- **What you are asked to do**: Wherever "Peternakan" turns up in the entries, copy out the line that holds it.

[Text content records for pages]
>>>>>
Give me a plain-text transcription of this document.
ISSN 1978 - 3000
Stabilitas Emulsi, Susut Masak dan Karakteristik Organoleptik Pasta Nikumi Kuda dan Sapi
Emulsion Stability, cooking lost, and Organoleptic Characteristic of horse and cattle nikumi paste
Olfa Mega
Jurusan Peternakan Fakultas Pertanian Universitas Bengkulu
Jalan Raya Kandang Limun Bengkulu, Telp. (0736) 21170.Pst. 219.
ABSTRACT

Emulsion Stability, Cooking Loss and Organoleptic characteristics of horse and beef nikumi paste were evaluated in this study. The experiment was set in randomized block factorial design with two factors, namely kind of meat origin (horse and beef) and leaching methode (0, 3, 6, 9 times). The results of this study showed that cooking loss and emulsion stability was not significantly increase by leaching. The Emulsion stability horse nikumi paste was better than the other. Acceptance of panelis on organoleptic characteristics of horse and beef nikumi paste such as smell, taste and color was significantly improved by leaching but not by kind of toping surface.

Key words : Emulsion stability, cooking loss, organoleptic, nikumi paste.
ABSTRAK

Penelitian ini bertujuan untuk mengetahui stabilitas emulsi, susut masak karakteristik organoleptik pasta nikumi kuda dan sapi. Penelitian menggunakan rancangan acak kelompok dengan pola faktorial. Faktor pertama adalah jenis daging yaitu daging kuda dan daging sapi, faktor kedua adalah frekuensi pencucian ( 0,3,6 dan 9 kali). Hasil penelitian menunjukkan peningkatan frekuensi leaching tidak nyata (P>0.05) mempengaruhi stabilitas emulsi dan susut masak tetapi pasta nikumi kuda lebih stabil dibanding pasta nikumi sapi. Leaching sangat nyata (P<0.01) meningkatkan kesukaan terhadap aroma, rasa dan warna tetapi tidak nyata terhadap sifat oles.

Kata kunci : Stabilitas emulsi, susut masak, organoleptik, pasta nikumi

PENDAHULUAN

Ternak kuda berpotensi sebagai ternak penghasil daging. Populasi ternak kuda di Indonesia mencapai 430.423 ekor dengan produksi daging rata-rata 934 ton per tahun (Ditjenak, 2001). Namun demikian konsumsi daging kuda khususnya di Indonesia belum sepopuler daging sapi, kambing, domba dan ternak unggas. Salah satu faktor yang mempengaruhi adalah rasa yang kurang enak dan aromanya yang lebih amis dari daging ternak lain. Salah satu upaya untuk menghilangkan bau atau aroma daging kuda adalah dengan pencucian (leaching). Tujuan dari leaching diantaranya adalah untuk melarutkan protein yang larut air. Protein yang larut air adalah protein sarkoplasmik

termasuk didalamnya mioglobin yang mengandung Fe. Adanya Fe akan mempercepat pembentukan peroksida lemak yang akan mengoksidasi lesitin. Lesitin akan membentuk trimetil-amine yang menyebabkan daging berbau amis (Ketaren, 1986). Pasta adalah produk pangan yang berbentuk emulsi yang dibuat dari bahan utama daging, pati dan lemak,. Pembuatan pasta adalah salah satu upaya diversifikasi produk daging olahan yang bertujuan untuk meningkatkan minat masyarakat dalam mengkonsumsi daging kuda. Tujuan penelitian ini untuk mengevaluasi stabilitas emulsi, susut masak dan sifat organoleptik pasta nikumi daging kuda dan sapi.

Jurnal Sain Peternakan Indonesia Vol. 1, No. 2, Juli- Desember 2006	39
<<<<<
- **Solution to this task**:
Jurusan Peternakan Fakultas Pertanian Universitas Bengkulu
Jurnal Sain Peternakan Indonesia Vol. 1, No. 2, Juli- Desember 2006	39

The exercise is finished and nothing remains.